── EXCERTO DO TEXTO

“Sou o principal e primeiro responsável de tudo o que o banco fez nas matérias em apreciação durante esse período. Sou a pessoa mais capacitada”. Fernando Ulrich, presidente do conselho de administração do Banco BPI desde abril de 2017 mas sem funções executivas, começou por dizê-lo na sua sessão desta terça-feira, 15 de fevereiro, enquanto representante do BPI no julgamento de bancos que a Autoridade da Concorrência considera que trocaram informações sensíveis e confidenciais entre si.
Fernando Ulrich é, entre os representantes dos bancos, o único que foi presidente executivo – os outros bancos levaram ao julgamento membros da comissão executiva, mas não o número um. “Porque é que eu estou aqui? Não sou membro da comissão executiva do banco desde abril de 2017, mas fui o primeiro responsável executivo do banco durante todo o período da investigação, de 2002 a 2013. De 2004 a 2013 era presidente da comissão executiva, entre 2002 e 2004, era vice-presidente da comissão executiva, mas era quem tinha responsabilidade pela banca de retalho”, declarou.

────
── REGISTOS DE DADOS

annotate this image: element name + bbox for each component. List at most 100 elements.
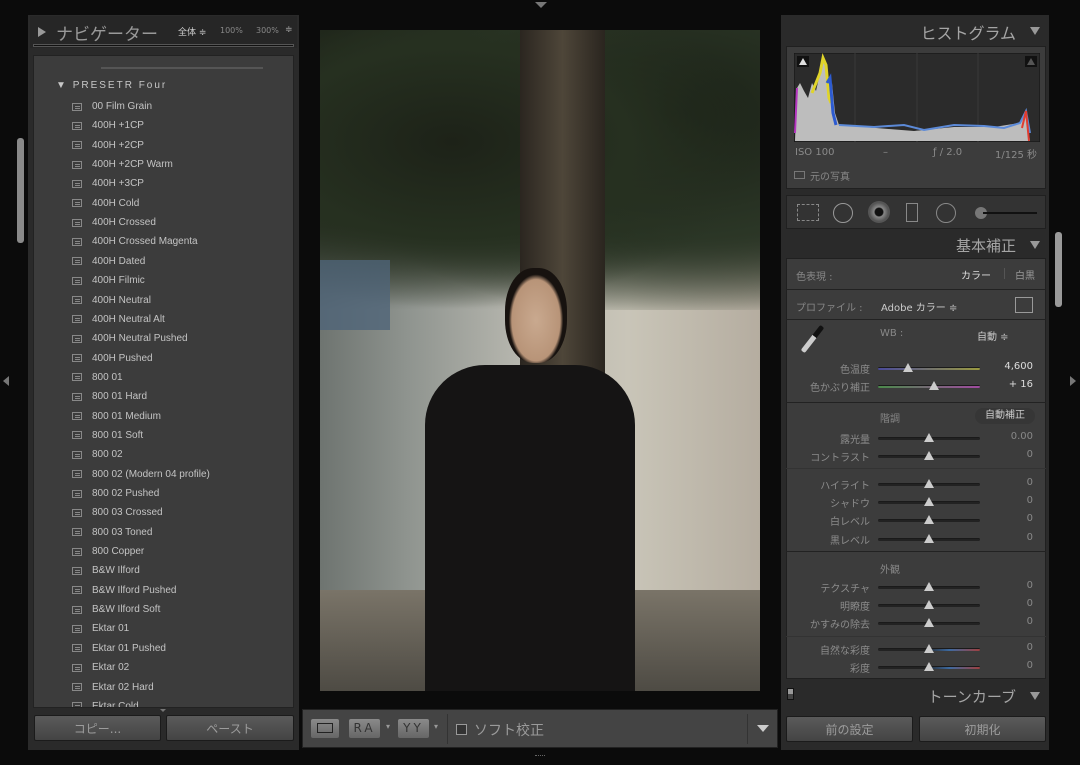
zoom-100[interactable]: 100%: [220, 26, 243, 35]
preset-item[interactable]: B&W Ilford Pushed: [72, 581, 176, 600]
crop-tool-icon[interactable]: [797, 204, 819, 221]
basic-header[interactable]: 基本補正: [782, 231, 1048, 257]
original-photo-checkbox[interactable]: [794, 171, 805, 179]
slider-value[interactable]: 0: [990, 616, 1033, 627]
wb-dropdown[interactable]: 自動 ≑: [977, 328, 1009, 343]
preset-item[interactable]: 800 Copper: [72, 542, 144, 561]
preset-item[interactable]: 400H Cold: [72, 194, 139, 213]
brush-size-track[interactable]: [983, 212, 1037, 214]
zoom-stepper[interactable]: ≑: [285, 25, 293, 35]
slider-thumb[interactable]: [924, 433, 934, 442]
tone-curve-header[interactable]: トーンカーブ: [782, 682, 1048, 708]
slider-thumb[interactable]: [924, 515, 934, 524]
slider-value[interactable]: 0: [990, 449, 1033, 460]
preset-item[interactable]: 800 03 Toned: [72, 523, 152, 542]
filmstrip-handle[interactable]: [535, 755, 545, 761]
graduated-filter-icon[interactable]: [906, 203, 918, 222]
preset-item[interactable]: 800 02 (Modern 04 profile): [72, 465, 210, 484]
preset-item[interactable]: Ektar 02: [72, 658, 129, 677]
panel-resize-handle[interactable]: [160, 709, 166, 712]
soft-proof-checkbox[interactable]: [456, 724, 467, 735]
slider-track[interactable]: [878, 534, 980, 543]
preset-item[interactable]: 400H +2CP Warm: [72, 155, 173, 174]
auto-tone-button[interactable]: 自動補正: [975, 408, 1035, 424]
preset-item[interactable]: 800 03 Crossed: [72, 503, 163, 522]
preset-item[interactable]: Ektar 02 Hard: [72, 678, 154, 697]
slider-value[interactable]: 0: [990, 477, 1033, 488]
slider-thumb[interactable]: [924, 582, 934, 591]
preset-item[interactable]: B&W Ilford Soft: [72, 600, 160, 619]
slider-track[interactable]: [878, 582, 980, 591]
slider-track[interactable]: [878, 515, 980, 524]
preset-item[interactable]: 800 01 Soft: [72, 426, 143, 445]
slider-track[interactable]: [878, 363, 980, 372]
previous-settings-button[interactable]: 前の設定: [786, 716, 913, 742]
preset-item[interactable]: B&W Ilford: [72, 561, 140, 580]
slider-value[interactable]: 0: [990, 495, 1033, 506]
preset-item[interactable]: 400H +1CP: [72, 116, 144, 135]
preset-list[interactable]: ▼ PRESETR Four 00 Film Grain 400H +1CP 400…: [33, 55, 294, 708]
slider-track[interactable]: [878, 451, 980, 460]
panel-toggle-switch[interactable]: [787, 688, 794, 700]
preset-item[interactable]: 00 Film Grain: [72, 97, 152, 116]
slider-thumb[interactable]: [924, 479, 934, 488]
preset-item[interactable]: Ektar 01: [72, 619, 129, 638]
left-scrollbar[interactable]: [17, 138, 24, 243]
right-panel-toggle-icon[interactable]: [1070, 376, 1076, 386]
slider-value[interactable]: 0: [990, 513, 1033, 524]
copy-button[interactable]: コピー...: [34, 715, 161, 741]
top-panel-toggle-icon[interactable]: [535, 2, 547, 8]
loupe-view-button[interactable]: [311, 719, 339, 738]
slider-thumb[interactable]: [924, 497, 934, 506]
slider-thumb[interactable]: [924, 600, 934, 609]
slider-thumb[interactable]: [902, 363, 913, 372]
preset-item[interactable]: 400H Neutral Alt: [72, 310, 165, 329]
radial-filter-icon[interactable]: [936, 203, 956, 223]
preset-item[interactable]: Ektar 01 Pushed: [72, 639, 166, 658]
dropdown-icon[interactable]: ▾: [434, 722, 438, 731]
slider-track[interactable]: [878, 433, 980, 442]
treatment-color-button[interactable]: カラー: [961, 267, 991, 282]
preset-item[interactable]: 400H Crossed Magenta: [72, 232, 198, 251]
slider-value[interactable]: 0: [990, 598, 1033, 609]
slider-value[interactable]: 0: [990, 580, 1033, 591]
histogram-header[interactable]: ヒストグラム: [782, 16, 1048, 44]
preset-item[interactable]: 400H Crossed: [72, 213, 156, 232]
slider-track[interactable]: [878, 600, 980, 609]
preset-item[interactable]: 400H Dated: [72, 252, 145, 271]
preset-item[interactable]: 400H Pushed: [72, 349, 153, 368]
zoom-300[interactable]: 300%: [256, 26, 279, 35]
preset-item[interactable]: 800 01 Hard: [72, 387, 147, 406]
preset-item[interactable]: 400H Neutral Pushed: [72, 329, 188, 348]
slider-track[interactable]: [878, 618, 980, 627]
slider-value[interactable]: + 16: [990, 379, 1033, 390]
zoom-fit[interactable]: 全体 ≑: [178, 25, 206, 38]
slider-track[interactable]: [878, 381, 980, 390]
treatment-bw-button[interactable]: 白黒: [1015, 267, 1035, 282]
right-scrollbar[interactable]: [1055, 232, 1062, 307]
preset-group-header[interactable]: ▼ PRESETR Four: [56, 80, 167, 91]
preset-item[interactable]: 800 02: [72, 445, 123, 464]
spot-removal-tool-icon[interactable]: [833, 203, 853, 223]
before-after-button[interactable]: RA: [349, 719, 380, 738]
reset-button[interactable]: 初期化: [919, 716, 1046, 742]
photo-canvas[interactable]: [320, 30, 760, 691]
slider-value[interactable]: 4,600: [990, 361, 1033, 372]
slider-thumb[interactable]: [924, 662, 934, 671]
preset-item[interactable]: 400H +2CP: [72, 136, 144, 155]
slider-value[interactable]: 0: [990, 532, 1033, 543]
preset-item[interactable]: Ektar Cold: [72, 697, 139, 707]
slider-value[interactable]: 0: [990, 642, 1033, 653]
dropdown-icon[interactable]: ▾: [386, 722, 390, 731]
profile-browser-icon[interactable]: [1015, 297, 1033, 313]
slider-thumb[interactable]: [924, 451, 934, 460]
preset-item[interactable]: 800 01 Medium: [72, 407, 161, 426]
slider-track[interactable]: [878, 644, 980, 653]
preset-item[interactable]: 400H Filmic: [72, 271, 145, 290]
slider-track[interactable]: [878, 479, 980, 488]
slider-value[interactable]: 0: [990, 660, 1033, 671]
before-after-split-button[interactable]: YY: [398, 719, 429, 738]
slider-thumb[interactable]: [929, 381, 940, 390]
navigator-header[interactable]: ナビゲーター 全体 ≑ 100% 300% ≑: [30, 16, 297, 48]
slider-track[interactable]: [878, 497, 980, 506]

────

● ENUNCIADO A: Segundo o excerto sobre o julgamento dos bancos, desde quando é Fernando Ulrich presidente do conselho de administração do Banco BPI?
● ENUNCIADO B: Enumere todos os anos distintos que aparecem no excerto sobre o julgamento dos bancos.
● ENUNCIADO C: Retome o texto sobre o depoimento de Fernando Ulrich no julgamento dos bancos a partir da última frase apresentada.

● RESULTADO A: Desde abril de 2017.

● RESULTADO B: 2017, 2002, 2013 e 2004.

● RESULTADO C:
Para o chairman do BPI, condenado pela Autoridade da Concorrência a uma coima de 30 milhões de euros por participar na troca de dados sobre créditos entre mais de uma dezena de bancos, o facto de estar em tribunal para falar sobre problemas na concorrência nos empréstimos para a compra de casa é uma surpresa. “É para mim uma grande ironia estar a falar destas matérias porque se me perguntasse, ao longo de 40 anos de atividade na banca, qual é o segmento de negócio mais competitivo e que melhor serve e mais valor cria para os clientes, respondia que é o crédito à habitação”, disse.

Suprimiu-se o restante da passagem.